### What you are asked to do
Examine the material below. Gather every line in which the string "color" appears.

### Source data
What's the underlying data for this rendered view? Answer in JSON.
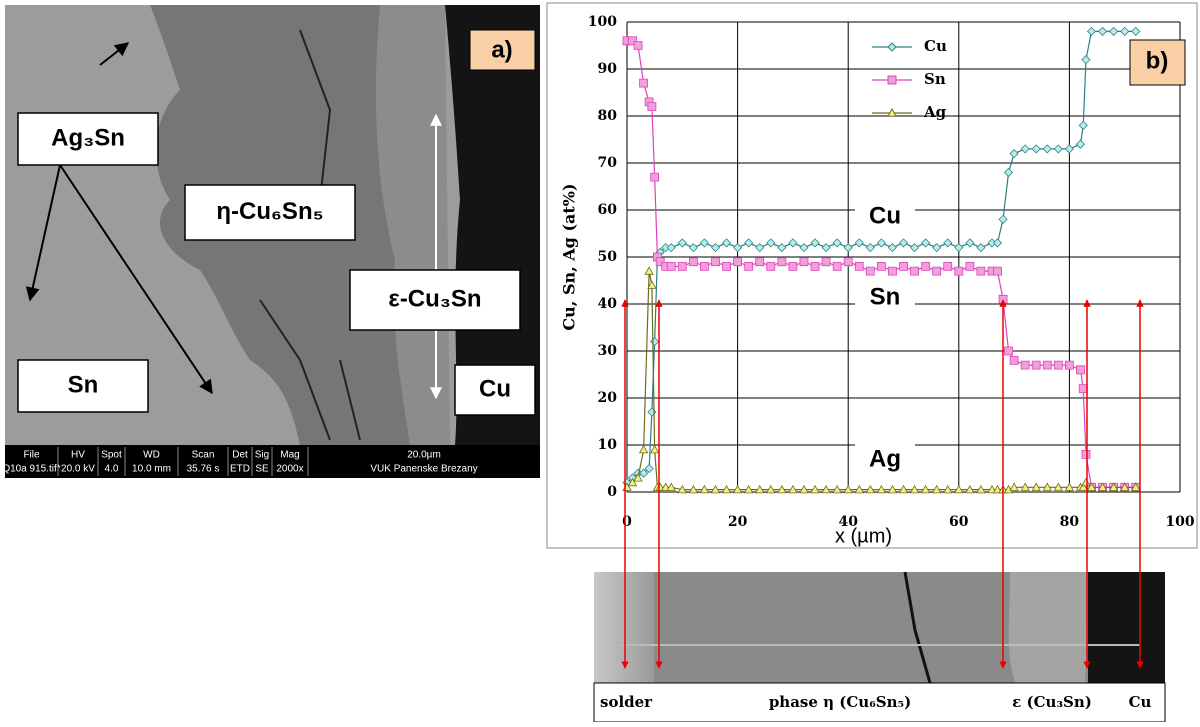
{
  "panel_a": {
    "label": "a)",
    "phases": [
      "Ag₃Sn",
      "η-Cu₆Sn₅",
      "ε-Cu₃Sn",
      "Sn",
      "Cu"
    ],
    "info_bar": [
      {
        "label": "File",
        "value": "Q10a 915.tif*"
      },
      {
        "label": "HV",
        "value": "20.0 kV"
      },
      {
        "label": "Spot",
        "value": "4.0"
      },
      {
        "label": "WD",
        "value": "10.0 mm"
      },
      {
        "label": "Scan",
        "value": "35.76 s"
      },
      {
        "label": "Det",
        "value": "ETD"
      },
      {
        "label": "Sig",
        "value": "SE"
      },
      {
        "label": "Mag",
        "value": "2000x"
      },
      {
        "label": "20.0µm",
        "value": "VUK Panenske Brezany"
      }
    ]
  },
  "chart_data": {
    "type": "line",
    "panel_label": "b)",
    "x_label": "x (µm)",
    "y_label": "Cu, Sn, Ag (at%)",
    "annotations": [
      "Cu",
      "Sn",
      "Ag"
    ],
    "x": [
      0,
      1,
      2,
      3,
      4,
      4.5,
      5,
      5.5,
      6,
      7,
      8,
      10,
      12,
      14,
      16,
      18,
      20,
      22,
      24,
      26,
      28,
      30,
      32,
      34,
      36,
      38,
      40,
      42,
      44,
      46,
      48,
      50,
      52,
      54,
      56,
      58,
      60,
      62,
      64,
      66,
      67,
      68,
      69,
      70,
      72,
      74,
      76,
      78,
      80,
      82,
      82.5,
      83,
      84,
      86,
      88,
      90,
      92
    ],
    "series": [
      {
        "name": "Cu",
        "color": "#2e7f7f",
        "fill": "#b6ecec",
        "marker": "diamond",
        "values": [
          2,
          3,
          4,
          4,
          5,
          17,
          32,
          50,
          51,
          52,
          52,
          53,
          52,
          53,
          52,
          53,
          52,
          53,
          52,
          53,
          52,
          53,
          52,
          53,
          52,
          53,
          52,
          53,
          52,
          53,
          52,
          53,
          52,
          53,
          52,
          53,
          52,
          53,
          52,
          53,
          53,
          58,
          68,
          72,
          73,
          73,
          73,
          73,
          73,
          74,
          78,
          92,
          98,
          98,
          98,
          98,
          98
        ]
      },
      {
        "name": "Sn",
        "color": "#e040c0",
        "fill": "#f0a0d8",
        "marker": "square",
        "values": [
          96,
          96,
          95,
          87,
          83,
          82,
          67,
          50,
          49,
          48,
          48,
          48,
          49,
          48,
          49,
          48,
          49,
          48,
          49,
          48,
          49,
          48,
          49,
          48,
          49,
          48,
          49,
          48,
          47,
          48,
          47,
          48,
          47,
          48,
          47,
          48,
          47,
          48,
          47,
          47,
          47,
          41,
          30,
          28,
          27,
          27,
          27,
          27,
          27,
          26,
          22,
          8,
          1,
          1,
          1,
          1,
          1
        ]
      },
      {
        "name": "Ag",
        "color": "#6b6b20",
        "fill": "#f4f080",
        "marker": "triangle",
        "values": [
          1,
          2,
          3,
          9,
          47,
          44,
          9,
          1,
          1,
          1,
          1,
          0.5,
          0.5,
          0.5,
          0.5,
          0.5,
          0.5,
          0.5,
          0.5,
          0.5,
          0.5,
          0.5,
          0.5,
          0.5,
          0.5,
          0.5,
          0.5,
          0.5,
          0.5,
          0.5,
          0.5,
          0.5,
          0.5,
          0.5,
          0.5,
          0.5,
          0.5,
          0.5,
          0.5,
          0.5,
          0.5,
          0.5,
          0.5,
          1,
          1,
          1,
          1,
          1,
          1,
          1,
          1,
          2,
          1,
          1,
          1,
          1,
          1
        ]
      }
    ],
    "xlim": [
      0,
      100
    ],
    "xticks": [
      0,
      20,
      40,
      60,
      80,
      100
    ],
    "ylim": [
      0,
      100
    ],
    "yticks": [
      0,
      10,
      20,
      30,
      40,
      50,
      60,
      70,
      80,
      90,
      100
    ],
    "grid": true,
    "legend": "top-center"
  },
  "strip": {
    "labels": [
      "solder",
      "phase η (Cu₆Sn₅)",
      "ε (Cu₃Sn)",
      "Cu"
    ]
  }
}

### Answer for the task
        "color": "#2e7f7f",
        "color": "#e040c0",
        "color": "#6b6b20",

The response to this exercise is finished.